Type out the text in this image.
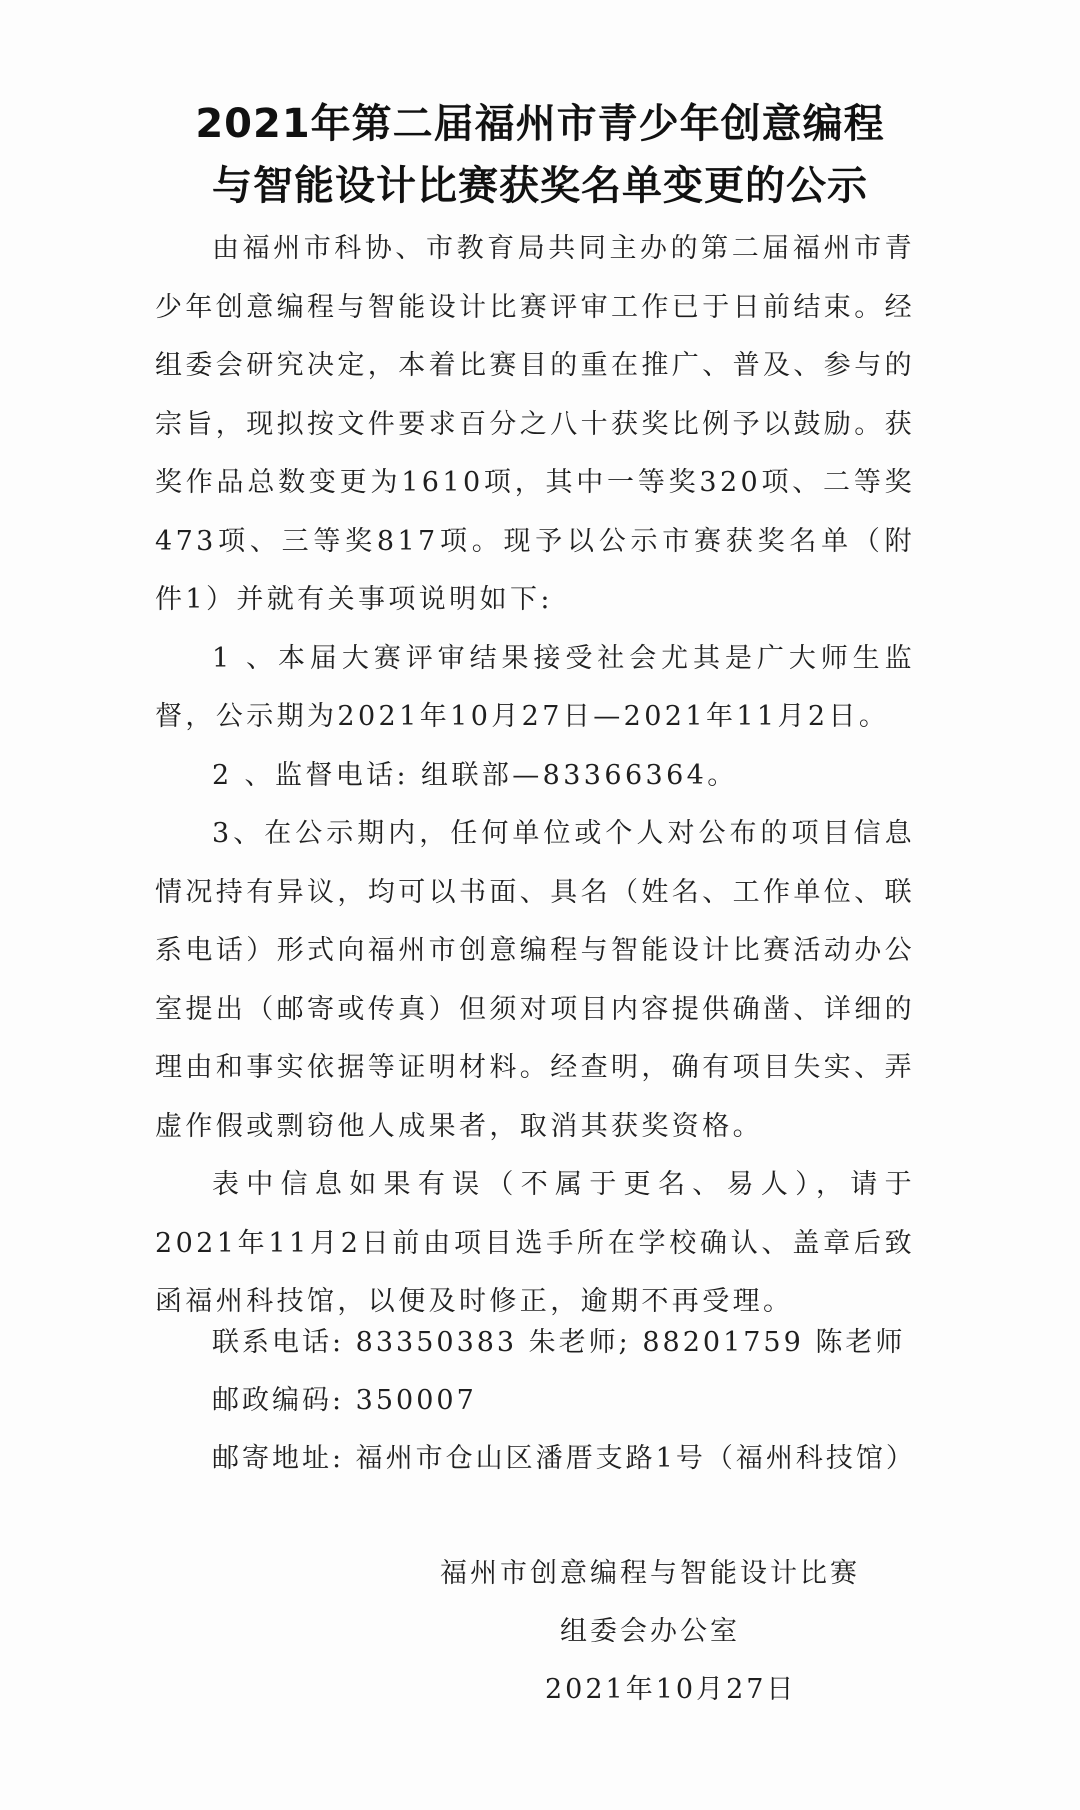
2021年第二届福州市青少年创意编程
与智能设计比赛获奖名单变更的公示

由福州市科协、市教育局共同主办的第二届福州市青少年创意编程与智能设计比赛评审工作已于日前结束。经组委会研究决定，本着比赛目的重在推广、普及、参与的宗旨，现拟按文件要求百分之八十获奖比例予以鼓励。获奖作品总数变更为1610项，其中一等奖320项、二等奖473项、三等奖817项。现予以公示市赛获奖名单（附件1）并就有关事项说明如下:

1 、本届大赛评审结果接受社会尤其是广大师生监督，公示期为2021年10月27日—2021年11月2日。

2 、监督电话: 组联部—83366364。

3、在公示期内，任何单位或个人对公布的项目信息情况持有异议，均可以书面、具名（姓名、工作单位、联系电话）形式向福州市创意编程与智能设计比赛活动办公室提出（邮寄或传真）但须对项目内容提供确凿、详细的理由和事实依据等证明材料。经查明，确有项目失实、弄虚作假或剽窃他人成果者，取消其获奖资格。

表中信息如果有误（不属于更名、易人），请于2021年11月2日前由项目选手所在学校确认、盖章后致函福州科技馆，以便及时修正，逾期不再受理。

联系电话: 83350383 朱老师; 88201759 陈老师
邮政编码: 350007
邮寄地址: 福州市仓山区潘厝支路1号（福州科技馆）
福州市创意编程与智能设计比赛
组委会办公室
2021年10月27日
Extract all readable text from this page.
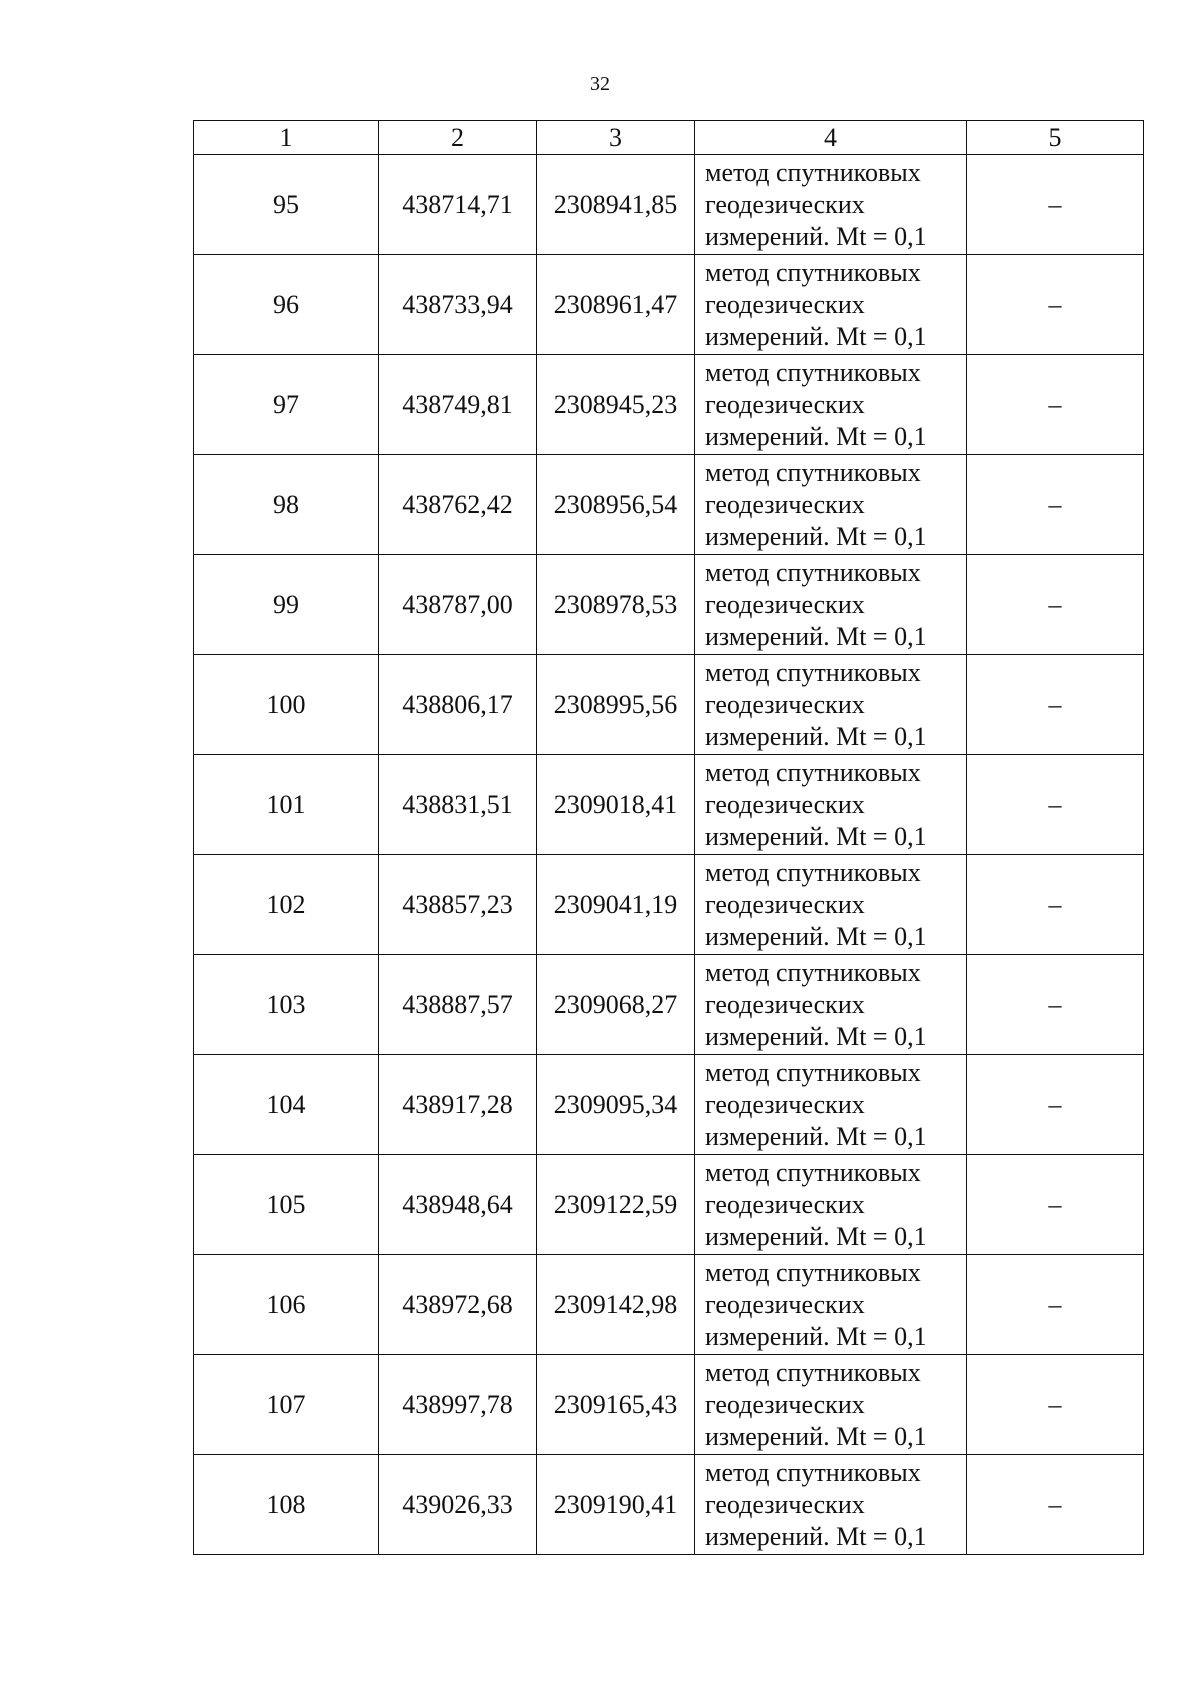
32
1	2	3	4	5
95	438714,71	2308941,85	метод спутниковых
геодезических
измерений. Mt = 0,1	–
96	438733,94	2308961,47	метод спутниковых
геодезических
измерений. Mt = 0,1	–
97	438749,81	2308945,23	метод спутниковых
геодезических
измерений. Mt = 0,1	–
98	438762,42	2308956,54	метод спутниковых
геодезических
измерений. Mt = 0,1	–
99	438787,00	2308978,53	метод спутниковых
геодезических
измерений. Mt = 0,1	–
100	438806,17	2308995,56	метод спутниковых
геодезических
измерений. Mt = 0,1	–
101	438831,51	2309018,41	метод спутниковых
геодезических
измерений. Mt = 0,1	–
102	438857,23	2309041,19	метод спутниковых
геодезических
измерений. Mt = 0,1	–
103	438887,57	2309068,27	метод спутниковых
геодезических
измерений. Mt = 0,1	–
104	438917,28	2309095,34	метод спутниковых
геодезических
измерений. Mt = 0,1	–
105	438948,64	2309122,59	метод спутниковых
геодезических
измерений. Mt = 0,1	–
106	438972,68	2309142,98	метод спутниковых
геодезических
измерений. Mt = 0,1	–
107	438997,78	2309165,43	метод спутниковых
геодезических
измерений. Mt = 0,1	–
108	439026,33	2309190,41	метод спутниковых
геодезических
измерений. Mt = 0,1	–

Aim: Repeat all the data as it stands, dropping any images it holds.

Solution below:
Type out the text in this image.
2021年第二届福州市青少年创意编程
与智能设计比赛获奖名单变更的公示

由福州市科协、市教育局共同主办的第二届福州市青少年创意编程与智能设计比赛评审工作已于日前结束。经组委会研究决定，本着比赛目的重在推广、普及、参与的宗旨，现拟按文件要求百分之八十获奖比例予以鼓励。获奖作品总数变更为1610项，其中一等奖320项、二等奖473项、三等奖817项。现予以公示市赛获奖名单（附件1）并就有关事项说明如下:

1 、本届大赛评审结果接受社会尤其是广大师生监督，公示期为2021年10月27日—2021年11月2日。

2 、监督电话: 组联部—83366364。

3、在公示期内，任何单位或个人对公布的项目信息情况持有异议，均可以书面、具名（姓名、工作单位、联系电话）形式向福州市创意编程与智能设计比赛活动办公室提出（邮寄或传真）但须对项目内容提供确凿、详细的理由和事实依据等证明材料。经查明，确有项目失实、弄虚作假或剽窃他人成果者，取消其获奖资格。

表中信息如果有误（不属于更名、易人），请于2021年11月2日前由项目选手所在学校确认、盖章后致函福州科技馆，以便及时修正，逾期不再受理。

联系电话: 83350383 朱老师; 88201759 陈老师
邮政编码: 350007
邮寄地址: 福州市仓山区潘厝支路1号（福州科技馆）
福州市创意编程与智能设计比赛
组委会办公室
2021年10月27日
Extract all readable text from this page.
32
1	2	3	4	5
95	438714,71	2308941,85	метод спутниковых
геодезических
измерений. Mt = 0,1	–
96	438733,94	2308961,47	метод спутниковых
геодезических
измерений. Mt = 0,1	–
97	438749,81	2308945,23	метод спутниковых
геодезических
измерений. Mt = 0,1	–
98	438762,42	2308956,54	метод спутниковых
геодезических
измерений. Mt = 0,1	–
99	438787,00	2308978,53	метод спутниковых
геодезических
измерений. Mt = 0,1	–
100	438806,17	2308995,56	метод спутниковых
геодезических
измерений. Mt = 0,1	–
101	438831,51	2309018,41	метод спутниковых
геодезических
измерений. Mt = 0,1	–
102	438857,23	2309041,19	метод спутниковых
геодезических
измерений. Mt = 0,1	–
103	438887,57	2309068,27	метод спутниковых
геодезических
измерений. Mt = 0,1	–
104	438917,28	2309095,34	метод спутниковых
геодезических
измерений. Mt = 0,1	–
105	438948,64	2309122,59	метод спутниковых
геодезических
измерений. Mt = 0,1	–
106	438972,68	2309142,98	метод спутниковых
геодезических
измерений. Mt = 0,1	–
107	438997,78	2309165,43	метод спутниковых
геодезических
измерений. Mt = 0,1	–
108	439026,33	2309190,41	метод спутниковых
геодезических
измерений. Mt = 0,1	–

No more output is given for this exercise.